--- Excerpted passage ---

Does the story adequately discuss the costs of the intervention?


This story was more precise on costs than the LA Times, saying, “The devices cost up to $35,000, versus the roughly $25,000 cost of a standard defibrillator. Hospital and doctor fees can raise the total cost over $50,000.” Both stories said, vaguely, that “the cost” of the disease every year is $40 billion. This is confusing to readers for two reasons. One, there is no single payer shelling out $40 billion every year to treat heart failure, and so that number is likely not much more than a very good guess. Two, it leads people to believe that the device, at $50,000 per person, may be a bargain if heart failure right now costs $40 billion to treat. We applaud the Journal for at least raising this issue high in the story. The story cites Eric J. Topol, cardiologist and chief academic officer at Scripps Health, saying, the reduced rate of hospitalizations in the study “may actually present a net reduction in costs from a societal standpoint.” That’s a big what if.

Does the story adequately quantify the benefits of the treatment/test/product/procedure?


As explained above, the story analyzes the benefits in both relative and absolute terms.

Does the story adequately explain/quantify the harms of the intervention?


The story says, “But the study showed an increase in the number of device- or implantation-related complications within 30 days of implant: 118 among 888 patients with the new device, compared to 61 of 898 in the standard defibrillator group.” This is beyond what the LA Times did, and we think it is adequate for this score.

Does the story seem to grasp the quality of the evidence?


The story, in most ways, does a better job than the LA Times in evaluating the quality of the evidence. It mainly accomplishes this by providing more data. For example, it says, “Overall in this study, mild-to-moderate-symptom patients had a 25% relative reduction in death or heart-failure hospitalization with the pacemaker-defibrillators, compared with a standard defibrillator. (This was also a 7.1 percentage point “absolute” reduction in death and hospitalization—33.2% compared with 40.3%.)” By giving readers both the relative reduction and the absolute reduction, the story provides a more complete picture of the findings. The one missing element was something we almost never see in a story that the LA Times provided, which is the number needed to treat (NNT). The Times story says “Fourteen patients had to be treated with the $35,000 device to prevent one death.”  Perhaps this is a smart investment. Providing that NNT figure, though, gives people the right perspective on the findings.

---

Task requirements>
1. Which questions does the health-news review pose as headings for its assessment?
2. How might the health-news review continue past its final sentence?

--- Information shown ---

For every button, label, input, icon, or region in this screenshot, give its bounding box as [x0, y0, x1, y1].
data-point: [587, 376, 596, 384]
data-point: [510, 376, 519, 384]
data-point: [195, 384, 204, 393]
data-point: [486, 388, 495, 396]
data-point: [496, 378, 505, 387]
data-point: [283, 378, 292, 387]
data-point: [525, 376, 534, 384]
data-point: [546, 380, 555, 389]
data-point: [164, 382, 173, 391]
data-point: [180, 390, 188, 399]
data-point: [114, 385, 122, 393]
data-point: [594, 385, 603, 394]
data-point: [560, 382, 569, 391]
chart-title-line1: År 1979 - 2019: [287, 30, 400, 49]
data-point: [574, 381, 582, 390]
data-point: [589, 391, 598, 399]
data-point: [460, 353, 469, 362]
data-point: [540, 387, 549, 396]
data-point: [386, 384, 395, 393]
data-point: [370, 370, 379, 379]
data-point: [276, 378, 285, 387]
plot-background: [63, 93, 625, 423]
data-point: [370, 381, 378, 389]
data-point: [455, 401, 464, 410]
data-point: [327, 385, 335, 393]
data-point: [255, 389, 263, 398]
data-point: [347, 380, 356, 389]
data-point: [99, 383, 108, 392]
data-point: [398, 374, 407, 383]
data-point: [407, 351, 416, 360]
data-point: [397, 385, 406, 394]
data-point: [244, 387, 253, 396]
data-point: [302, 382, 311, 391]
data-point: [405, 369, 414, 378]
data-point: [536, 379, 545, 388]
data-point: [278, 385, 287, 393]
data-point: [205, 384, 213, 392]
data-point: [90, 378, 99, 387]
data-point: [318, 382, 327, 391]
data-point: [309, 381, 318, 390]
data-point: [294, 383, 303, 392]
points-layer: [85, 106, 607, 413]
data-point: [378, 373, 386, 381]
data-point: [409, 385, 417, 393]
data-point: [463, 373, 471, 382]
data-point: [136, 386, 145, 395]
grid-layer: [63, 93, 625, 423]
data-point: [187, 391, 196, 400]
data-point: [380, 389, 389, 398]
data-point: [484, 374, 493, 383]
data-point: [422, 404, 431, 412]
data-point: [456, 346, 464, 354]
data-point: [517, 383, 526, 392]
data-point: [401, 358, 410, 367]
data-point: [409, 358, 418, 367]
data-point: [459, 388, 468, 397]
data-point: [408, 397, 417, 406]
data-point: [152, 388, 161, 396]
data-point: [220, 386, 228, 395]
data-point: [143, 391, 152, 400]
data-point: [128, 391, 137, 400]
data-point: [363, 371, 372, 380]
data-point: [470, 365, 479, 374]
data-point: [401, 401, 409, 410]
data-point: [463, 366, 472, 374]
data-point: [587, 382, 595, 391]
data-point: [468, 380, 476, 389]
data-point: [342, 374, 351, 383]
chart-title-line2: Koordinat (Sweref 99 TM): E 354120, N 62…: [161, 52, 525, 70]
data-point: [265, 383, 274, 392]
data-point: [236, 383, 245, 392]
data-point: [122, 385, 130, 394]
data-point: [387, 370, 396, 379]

---

Answers to each task>
1.
- Does the story adequately discuss the costs of the intervention?
- Does the story adequately quantify the benefits of the treatment/test/product/procedure?
- Does the story adequately explain/quantify the harms of the intervention?
- Does the story seem to grasp the quality of the evidence?

2.
Does the story commit disease-mongering?


The story does not engage in disease-mongering. It did make it sound like heart failure exacerbations happen rapidly, with minor changes in diet. This is not supported by the science. But this is a minor quibble.

Does the story use independent sources and identify conflicts of interest?


The story does a good job quoting outside sources, but we wish it had done a better job identifying how many of these folks have conflicts.

Does the story compare the new approach with existing alternatives?

Not Satisfactory

The story did not adequately explain the comparison between the device and alternatives. For example, research has shown that patients with mild heart-failure can undergo training to take better care of themselves and reduce their number of hospitalizations, too.

Does the story establish the availability of the treatment/test/product/procedure?


 The story makes it clear that the device studied is in clinical trials for the targeted patient population and that a similar device is on the market. “Just over a month ago, Boston Scientific won federal approval to treat mild-symptom heart-failure patients with such devices. Medtronic is seeking such approval, but already sells it for more severe heart failure patients.” We would have liked to have seen some estimate of how many people have these devices implanted every year.

Does the story establish the true novelty of the approach?


The story makes it clear that there are multiple companies pursing a similar device and that one is already on the market.

Does the story appear to rely solely or largely on a news release?


The story does not rely on a news release.